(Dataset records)
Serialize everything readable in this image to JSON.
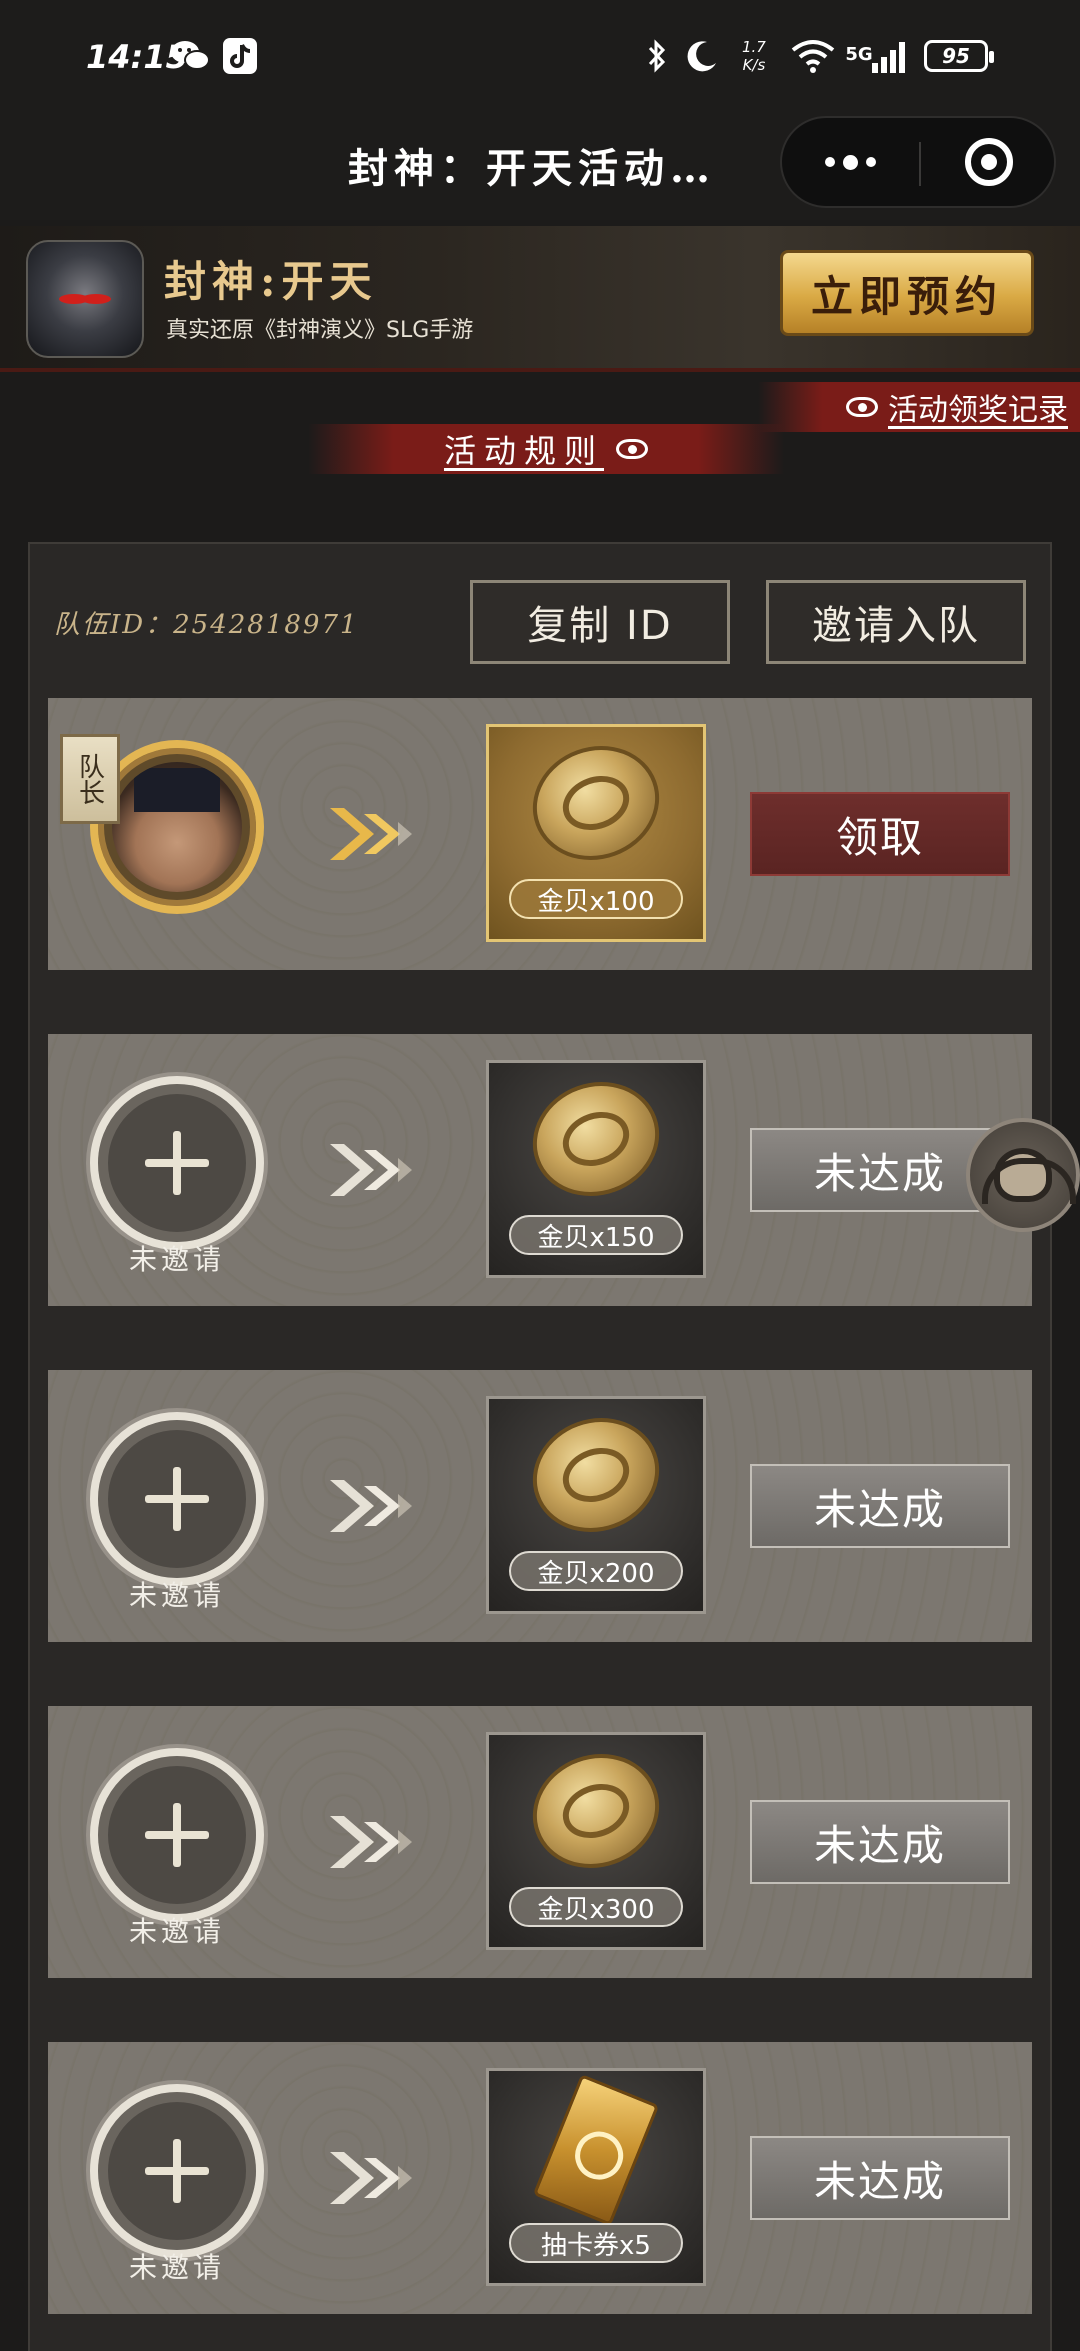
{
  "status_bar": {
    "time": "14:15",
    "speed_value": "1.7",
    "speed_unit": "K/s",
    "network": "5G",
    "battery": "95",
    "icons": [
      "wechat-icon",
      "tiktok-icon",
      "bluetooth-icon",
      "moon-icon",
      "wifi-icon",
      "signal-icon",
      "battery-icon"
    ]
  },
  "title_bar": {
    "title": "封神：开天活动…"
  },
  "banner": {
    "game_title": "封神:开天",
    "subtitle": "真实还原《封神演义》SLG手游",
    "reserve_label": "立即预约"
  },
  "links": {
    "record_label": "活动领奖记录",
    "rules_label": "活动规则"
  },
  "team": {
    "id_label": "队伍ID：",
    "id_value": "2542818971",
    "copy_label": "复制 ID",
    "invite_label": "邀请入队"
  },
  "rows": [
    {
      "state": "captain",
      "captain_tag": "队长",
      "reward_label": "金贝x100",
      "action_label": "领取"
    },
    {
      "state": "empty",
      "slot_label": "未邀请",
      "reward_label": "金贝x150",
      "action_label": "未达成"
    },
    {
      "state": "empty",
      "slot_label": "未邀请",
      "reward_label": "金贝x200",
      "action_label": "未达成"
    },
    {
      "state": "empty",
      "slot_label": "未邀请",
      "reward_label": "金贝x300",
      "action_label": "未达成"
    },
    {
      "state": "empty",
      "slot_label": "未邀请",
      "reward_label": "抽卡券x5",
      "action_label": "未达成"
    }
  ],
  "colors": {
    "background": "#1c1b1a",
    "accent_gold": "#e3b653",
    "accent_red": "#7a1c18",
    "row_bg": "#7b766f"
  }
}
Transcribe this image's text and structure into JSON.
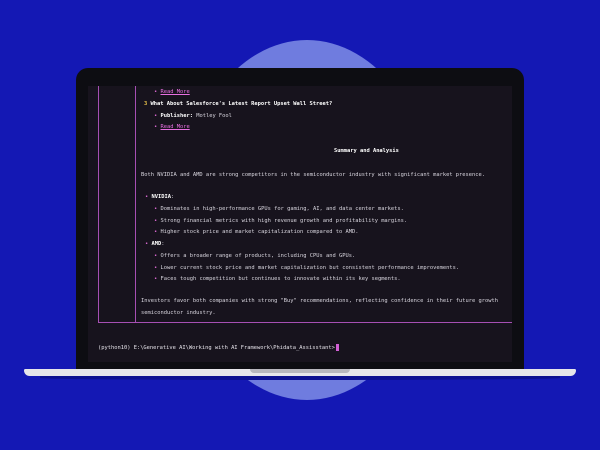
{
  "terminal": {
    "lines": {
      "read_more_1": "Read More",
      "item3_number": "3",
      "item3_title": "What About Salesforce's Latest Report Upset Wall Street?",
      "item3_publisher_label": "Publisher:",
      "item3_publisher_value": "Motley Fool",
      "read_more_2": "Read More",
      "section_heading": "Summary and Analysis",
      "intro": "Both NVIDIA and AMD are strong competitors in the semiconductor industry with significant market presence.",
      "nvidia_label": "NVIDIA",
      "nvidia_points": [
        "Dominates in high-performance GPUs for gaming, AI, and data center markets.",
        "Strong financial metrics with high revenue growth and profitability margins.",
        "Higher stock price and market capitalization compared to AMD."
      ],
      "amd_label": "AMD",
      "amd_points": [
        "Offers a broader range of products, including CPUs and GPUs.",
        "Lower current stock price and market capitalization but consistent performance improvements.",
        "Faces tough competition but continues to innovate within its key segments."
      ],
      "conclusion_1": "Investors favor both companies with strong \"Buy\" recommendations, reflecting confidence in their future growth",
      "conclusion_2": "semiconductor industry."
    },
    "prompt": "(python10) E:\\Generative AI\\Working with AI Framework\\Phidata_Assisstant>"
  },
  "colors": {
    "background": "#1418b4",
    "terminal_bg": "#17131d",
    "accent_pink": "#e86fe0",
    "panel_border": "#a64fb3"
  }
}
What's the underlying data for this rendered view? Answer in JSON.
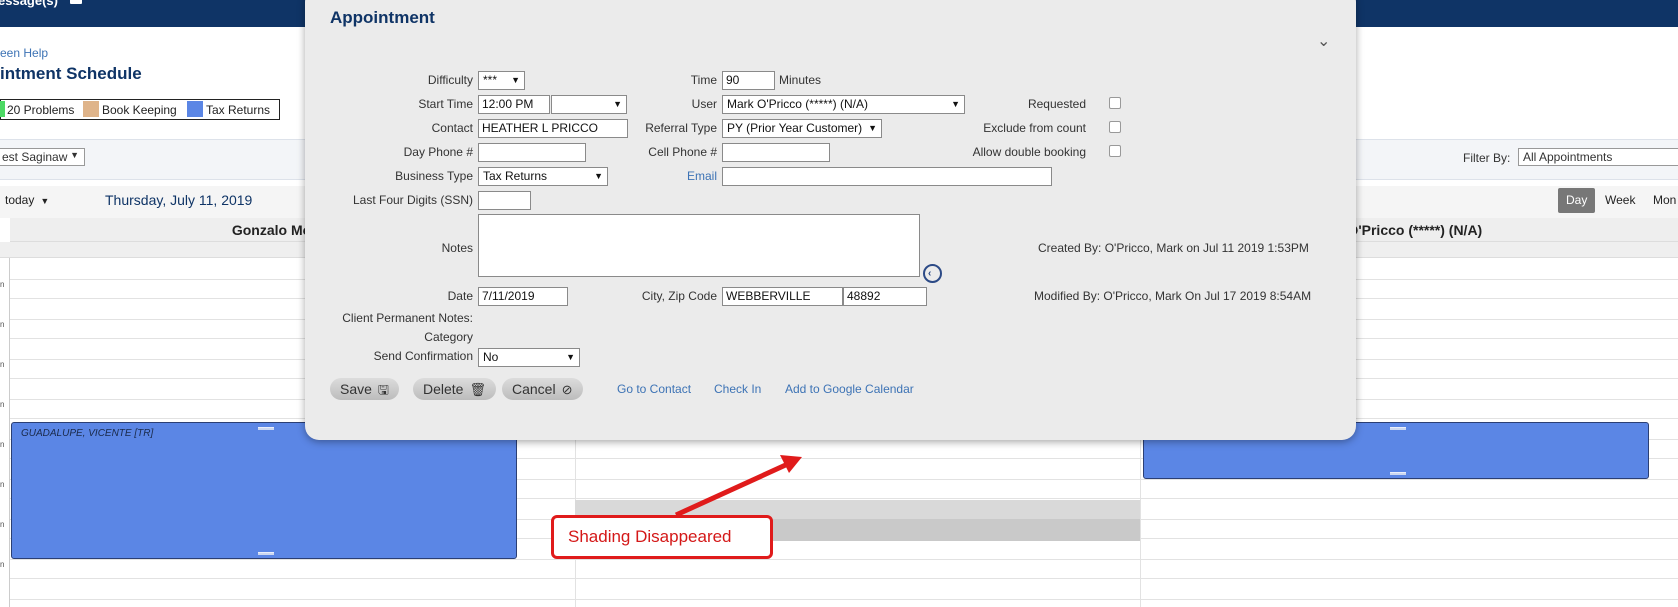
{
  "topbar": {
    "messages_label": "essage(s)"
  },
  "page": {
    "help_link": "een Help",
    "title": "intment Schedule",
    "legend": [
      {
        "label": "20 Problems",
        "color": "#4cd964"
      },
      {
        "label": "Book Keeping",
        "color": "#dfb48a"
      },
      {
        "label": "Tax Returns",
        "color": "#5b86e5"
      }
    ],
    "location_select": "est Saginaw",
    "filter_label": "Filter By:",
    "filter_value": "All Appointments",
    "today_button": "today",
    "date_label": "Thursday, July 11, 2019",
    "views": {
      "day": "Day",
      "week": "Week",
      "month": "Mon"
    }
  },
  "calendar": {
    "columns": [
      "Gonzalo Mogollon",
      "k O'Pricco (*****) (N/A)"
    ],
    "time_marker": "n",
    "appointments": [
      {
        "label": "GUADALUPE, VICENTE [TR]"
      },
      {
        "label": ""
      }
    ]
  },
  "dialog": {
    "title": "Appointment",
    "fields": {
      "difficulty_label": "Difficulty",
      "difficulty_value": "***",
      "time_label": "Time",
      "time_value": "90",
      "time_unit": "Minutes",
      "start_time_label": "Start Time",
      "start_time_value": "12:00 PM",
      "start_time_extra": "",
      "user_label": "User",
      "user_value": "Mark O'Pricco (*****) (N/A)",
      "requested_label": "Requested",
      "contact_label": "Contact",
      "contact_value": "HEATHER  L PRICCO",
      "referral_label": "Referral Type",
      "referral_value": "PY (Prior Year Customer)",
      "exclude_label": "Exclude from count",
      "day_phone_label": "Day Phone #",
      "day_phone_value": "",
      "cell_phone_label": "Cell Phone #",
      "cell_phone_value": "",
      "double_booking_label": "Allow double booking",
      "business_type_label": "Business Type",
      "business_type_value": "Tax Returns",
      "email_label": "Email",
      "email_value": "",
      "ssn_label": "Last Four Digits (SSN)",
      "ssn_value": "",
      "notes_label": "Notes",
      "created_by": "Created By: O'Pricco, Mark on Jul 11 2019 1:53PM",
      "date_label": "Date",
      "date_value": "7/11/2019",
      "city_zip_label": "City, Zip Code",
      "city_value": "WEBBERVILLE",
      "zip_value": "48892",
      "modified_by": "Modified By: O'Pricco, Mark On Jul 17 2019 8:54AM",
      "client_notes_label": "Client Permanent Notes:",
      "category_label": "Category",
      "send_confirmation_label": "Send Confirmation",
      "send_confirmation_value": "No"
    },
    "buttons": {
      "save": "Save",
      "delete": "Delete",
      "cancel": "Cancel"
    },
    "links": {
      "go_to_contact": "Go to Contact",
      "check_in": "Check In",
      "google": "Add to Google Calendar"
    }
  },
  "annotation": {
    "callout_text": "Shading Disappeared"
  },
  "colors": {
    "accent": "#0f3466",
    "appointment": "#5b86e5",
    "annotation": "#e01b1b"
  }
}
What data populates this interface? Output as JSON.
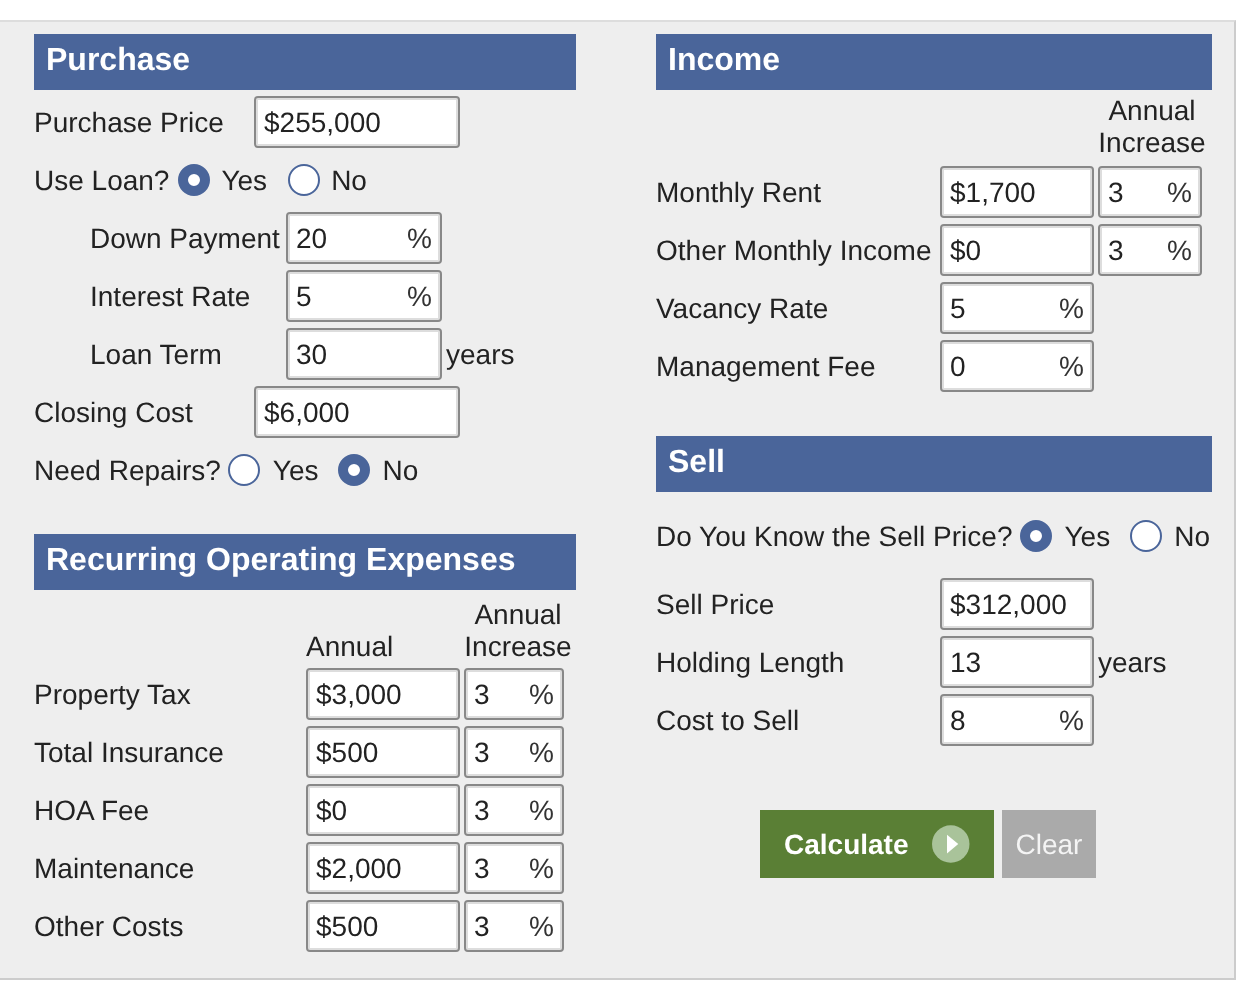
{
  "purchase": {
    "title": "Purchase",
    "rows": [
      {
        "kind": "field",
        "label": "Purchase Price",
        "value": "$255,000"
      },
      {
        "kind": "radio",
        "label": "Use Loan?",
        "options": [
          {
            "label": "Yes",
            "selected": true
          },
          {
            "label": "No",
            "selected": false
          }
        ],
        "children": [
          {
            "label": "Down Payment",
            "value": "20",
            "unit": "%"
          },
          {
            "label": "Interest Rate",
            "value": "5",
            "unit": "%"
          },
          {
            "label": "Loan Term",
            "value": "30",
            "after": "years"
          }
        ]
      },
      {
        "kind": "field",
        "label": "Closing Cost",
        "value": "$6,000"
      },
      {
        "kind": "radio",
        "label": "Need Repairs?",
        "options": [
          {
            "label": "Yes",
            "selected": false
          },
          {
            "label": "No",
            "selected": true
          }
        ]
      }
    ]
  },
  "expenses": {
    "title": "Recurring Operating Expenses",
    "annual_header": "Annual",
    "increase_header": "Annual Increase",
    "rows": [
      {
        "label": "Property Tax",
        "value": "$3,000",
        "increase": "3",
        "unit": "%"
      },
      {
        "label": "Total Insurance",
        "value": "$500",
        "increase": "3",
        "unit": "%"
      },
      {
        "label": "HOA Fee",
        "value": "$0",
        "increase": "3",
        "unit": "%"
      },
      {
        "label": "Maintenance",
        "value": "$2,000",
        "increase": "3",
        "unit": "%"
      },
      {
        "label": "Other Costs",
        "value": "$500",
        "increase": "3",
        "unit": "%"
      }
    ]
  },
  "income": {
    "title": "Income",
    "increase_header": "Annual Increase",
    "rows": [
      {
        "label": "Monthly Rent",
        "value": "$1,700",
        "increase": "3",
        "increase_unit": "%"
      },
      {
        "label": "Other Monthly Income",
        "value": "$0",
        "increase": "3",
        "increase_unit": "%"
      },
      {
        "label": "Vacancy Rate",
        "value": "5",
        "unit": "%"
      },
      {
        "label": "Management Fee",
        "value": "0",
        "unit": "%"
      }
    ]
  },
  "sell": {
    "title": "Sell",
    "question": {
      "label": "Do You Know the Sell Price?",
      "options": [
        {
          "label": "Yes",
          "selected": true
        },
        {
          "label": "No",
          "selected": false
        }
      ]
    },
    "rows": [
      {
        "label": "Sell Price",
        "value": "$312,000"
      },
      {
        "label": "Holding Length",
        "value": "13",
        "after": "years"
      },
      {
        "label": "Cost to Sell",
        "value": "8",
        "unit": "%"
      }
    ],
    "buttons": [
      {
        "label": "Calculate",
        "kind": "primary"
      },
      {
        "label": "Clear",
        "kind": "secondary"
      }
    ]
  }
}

SET PROBLEM - Go through the material above and copy each line that has the word "capitalization".

WRITTEN SOLUTION -
        "Higher stock price and market capitalization compared to AMD."
        "Lower current stock price and market capitalization but consistent performance improvements.",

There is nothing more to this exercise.